Scan the data below for the string "xlabel". Show every line where it turns up.

— Items listed in a dataset —
################
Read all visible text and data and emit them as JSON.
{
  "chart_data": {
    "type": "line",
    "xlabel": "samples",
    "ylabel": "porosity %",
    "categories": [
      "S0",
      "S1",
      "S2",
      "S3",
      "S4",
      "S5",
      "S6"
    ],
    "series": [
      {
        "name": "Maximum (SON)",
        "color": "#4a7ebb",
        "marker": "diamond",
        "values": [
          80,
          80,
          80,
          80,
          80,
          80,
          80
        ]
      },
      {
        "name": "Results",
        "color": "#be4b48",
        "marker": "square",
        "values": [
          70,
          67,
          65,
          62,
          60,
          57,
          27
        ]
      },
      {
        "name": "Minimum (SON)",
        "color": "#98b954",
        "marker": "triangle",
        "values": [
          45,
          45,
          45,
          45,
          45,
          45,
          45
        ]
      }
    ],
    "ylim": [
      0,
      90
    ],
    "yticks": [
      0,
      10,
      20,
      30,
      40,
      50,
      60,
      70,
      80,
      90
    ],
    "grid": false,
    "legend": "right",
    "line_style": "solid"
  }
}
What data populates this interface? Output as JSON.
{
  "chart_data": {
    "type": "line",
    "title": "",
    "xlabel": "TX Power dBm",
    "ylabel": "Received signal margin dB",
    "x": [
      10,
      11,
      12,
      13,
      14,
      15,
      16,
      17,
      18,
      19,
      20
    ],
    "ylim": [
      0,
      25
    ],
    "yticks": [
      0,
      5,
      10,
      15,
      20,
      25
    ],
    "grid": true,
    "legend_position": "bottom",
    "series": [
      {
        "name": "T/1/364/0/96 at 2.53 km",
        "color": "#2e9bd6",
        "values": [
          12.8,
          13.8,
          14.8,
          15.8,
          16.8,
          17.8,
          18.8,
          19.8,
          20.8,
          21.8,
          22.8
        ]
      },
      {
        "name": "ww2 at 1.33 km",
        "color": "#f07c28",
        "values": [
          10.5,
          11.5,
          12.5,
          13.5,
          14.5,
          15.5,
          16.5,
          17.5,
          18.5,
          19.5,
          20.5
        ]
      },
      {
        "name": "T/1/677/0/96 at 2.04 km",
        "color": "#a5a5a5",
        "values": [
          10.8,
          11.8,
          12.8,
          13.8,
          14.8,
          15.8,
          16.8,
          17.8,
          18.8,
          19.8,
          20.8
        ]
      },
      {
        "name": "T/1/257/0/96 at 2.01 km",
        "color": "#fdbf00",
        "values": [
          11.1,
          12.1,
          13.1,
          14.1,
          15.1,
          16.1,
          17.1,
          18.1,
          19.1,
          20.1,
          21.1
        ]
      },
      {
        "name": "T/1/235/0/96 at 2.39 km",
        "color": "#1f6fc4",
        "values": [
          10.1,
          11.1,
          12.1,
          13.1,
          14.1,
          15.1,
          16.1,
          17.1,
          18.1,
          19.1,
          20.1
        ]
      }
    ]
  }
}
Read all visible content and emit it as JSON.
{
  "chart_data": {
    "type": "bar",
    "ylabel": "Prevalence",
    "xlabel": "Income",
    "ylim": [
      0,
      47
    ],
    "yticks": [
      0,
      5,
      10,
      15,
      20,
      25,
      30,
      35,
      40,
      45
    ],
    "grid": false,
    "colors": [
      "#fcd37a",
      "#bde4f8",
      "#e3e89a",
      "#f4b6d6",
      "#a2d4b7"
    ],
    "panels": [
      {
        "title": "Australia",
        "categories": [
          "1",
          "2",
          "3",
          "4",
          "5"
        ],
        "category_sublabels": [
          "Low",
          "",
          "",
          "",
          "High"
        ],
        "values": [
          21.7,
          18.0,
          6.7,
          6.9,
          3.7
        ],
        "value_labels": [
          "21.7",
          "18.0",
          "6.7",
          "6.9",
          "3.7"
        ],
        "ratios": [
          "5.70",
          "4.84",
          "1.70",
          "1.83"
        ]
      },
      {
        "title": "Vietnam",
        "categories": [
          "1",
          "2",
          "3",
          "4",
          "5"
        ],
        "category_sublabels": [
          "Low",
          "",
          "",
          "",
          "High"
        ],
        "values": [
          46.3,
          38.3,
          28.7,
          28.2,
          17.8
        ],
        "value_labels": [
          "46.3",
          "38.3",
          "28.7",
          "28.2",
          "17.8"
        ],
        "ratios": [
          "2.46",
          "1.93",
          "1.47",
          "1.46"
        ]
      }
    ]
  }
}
################
— WRITTEN SOLUTION —
    "xlabel": "samples",
    "xlabel": "TX Power dBm",
    "xlabel": "Income",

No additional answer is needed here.